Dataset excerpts
========
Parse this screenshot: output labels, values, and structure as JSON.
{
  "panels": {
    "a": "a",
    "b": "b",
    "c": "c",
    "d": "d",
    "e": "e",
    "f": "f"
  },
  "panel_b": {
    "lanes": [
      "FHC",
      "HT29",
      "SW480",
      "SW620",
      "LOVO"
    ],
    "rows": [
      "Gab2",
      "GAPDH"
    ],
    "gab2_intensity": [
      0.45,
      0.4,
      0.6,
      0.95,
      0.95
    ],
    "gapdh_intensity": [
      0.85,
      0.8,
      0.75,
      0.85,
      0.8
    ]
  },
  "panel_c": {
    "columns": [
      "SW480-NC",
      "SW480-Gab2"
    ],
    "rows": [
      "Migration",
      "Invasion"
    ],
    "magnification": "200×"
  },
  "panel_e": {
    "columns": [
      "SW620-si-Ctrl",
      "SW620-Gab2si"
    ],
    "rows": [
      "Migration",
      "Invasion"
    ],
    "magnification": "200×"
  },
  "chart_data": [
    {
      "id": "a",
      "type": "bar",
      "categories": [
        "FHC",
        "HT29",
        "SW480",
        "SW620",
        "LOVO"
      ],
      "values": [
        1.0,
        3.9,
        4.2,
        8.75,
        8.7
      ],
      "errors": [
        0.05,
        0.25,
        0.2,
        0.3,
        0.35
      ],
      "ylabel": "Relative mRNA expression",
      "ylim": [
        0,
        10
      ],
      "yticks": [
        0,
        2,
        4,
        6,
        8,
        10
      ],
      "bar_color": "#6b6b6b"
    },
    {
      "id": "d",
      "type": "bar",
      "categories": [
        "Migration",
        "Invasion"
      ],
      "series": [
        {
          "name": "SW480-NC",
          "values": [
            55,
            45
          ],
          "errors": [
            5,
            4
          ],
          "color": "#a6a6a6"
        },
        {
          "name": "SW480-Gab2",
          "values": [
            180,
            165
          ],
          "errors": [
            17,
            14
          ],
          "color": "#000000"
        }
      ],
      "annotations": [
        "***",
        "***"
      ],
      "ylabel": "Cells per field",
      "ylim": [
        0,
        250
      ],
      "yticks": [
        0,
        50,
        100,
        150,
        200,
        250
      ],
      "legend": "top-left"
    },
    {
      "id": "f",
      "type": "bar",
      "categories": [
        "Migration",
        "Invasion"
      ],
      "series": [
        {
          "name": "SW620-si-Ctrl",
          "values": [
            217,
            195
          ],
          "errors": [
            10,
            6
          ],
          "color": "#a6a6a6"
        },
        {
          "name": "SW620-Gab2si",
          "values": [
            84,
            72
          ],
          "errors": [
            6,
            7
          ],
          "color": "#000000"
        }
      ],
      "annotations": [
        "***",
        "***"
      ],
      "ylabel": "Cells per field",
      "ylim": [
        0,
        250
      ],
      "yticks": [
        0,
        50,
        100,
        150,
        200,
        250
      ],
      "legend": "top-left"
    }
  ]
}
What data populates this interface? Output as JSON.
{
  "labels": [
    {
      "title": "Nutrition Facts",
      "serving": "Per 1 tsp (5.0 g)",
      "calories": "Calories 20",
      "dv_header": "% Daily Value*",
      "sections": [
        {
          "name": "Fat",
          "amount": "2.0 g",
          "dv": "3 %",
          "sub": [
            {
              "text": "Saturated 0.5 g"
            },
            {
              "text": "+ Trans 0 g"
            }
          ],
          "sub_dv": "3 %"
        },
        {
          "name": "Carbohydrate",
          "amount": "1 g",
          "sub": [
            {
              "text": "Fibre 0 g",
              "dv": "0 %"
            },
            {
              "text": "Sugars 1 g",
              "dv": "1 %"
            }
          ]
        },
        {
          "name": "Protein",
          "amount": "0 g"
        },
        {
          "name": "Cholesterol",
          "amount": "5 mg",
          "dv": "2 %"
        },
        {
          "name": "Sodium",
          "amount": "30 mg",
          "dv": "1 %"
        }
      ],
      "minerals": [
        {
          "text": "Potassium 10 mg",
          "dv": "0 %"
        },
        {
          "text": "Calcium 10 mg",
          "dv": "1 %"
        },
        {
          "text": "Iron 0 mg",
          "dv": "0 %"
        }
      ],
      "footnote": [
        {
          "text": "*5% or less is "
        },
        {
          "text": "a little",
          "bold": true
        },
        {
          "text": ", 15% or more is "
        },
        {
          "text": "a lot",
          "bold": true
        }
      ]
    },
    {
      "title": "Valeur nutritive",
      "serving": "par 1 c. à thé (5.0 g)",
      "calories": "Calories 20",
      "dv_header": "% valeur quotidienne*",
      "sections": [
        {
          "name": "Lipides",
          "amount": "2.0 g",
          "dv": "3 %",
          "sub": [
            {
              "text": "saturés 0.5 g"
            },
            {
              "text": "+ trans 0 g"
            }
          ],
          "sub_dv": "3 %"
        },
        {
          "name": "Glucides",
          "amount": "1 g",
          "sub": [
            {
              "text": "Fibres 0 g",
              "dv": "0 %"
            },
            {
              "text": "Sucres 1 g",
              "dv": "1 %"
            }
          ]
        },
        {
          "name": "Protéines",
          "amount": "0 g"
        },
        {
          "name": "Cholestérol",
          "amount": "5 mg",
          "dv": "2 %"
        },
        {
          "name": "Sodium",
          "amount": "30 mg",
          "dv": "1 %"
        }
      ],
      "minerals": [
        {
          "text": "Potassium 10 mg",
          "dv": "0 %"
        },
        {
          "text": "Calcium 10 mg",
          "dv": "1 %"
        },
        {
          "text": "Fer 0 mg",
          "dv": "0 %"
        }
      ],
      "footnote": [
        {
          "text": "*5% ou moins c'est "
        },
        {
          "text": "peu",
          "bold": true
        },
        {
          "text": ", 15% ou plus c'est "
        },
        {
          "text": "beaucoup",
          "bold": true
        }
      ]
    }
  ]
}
========
Work item: If a line in the records contains the word "JSON", copy it out.

Result:
Parse this screenshot: output labels, values, and structure as JSON.
What data populates this interface? Output as JSON.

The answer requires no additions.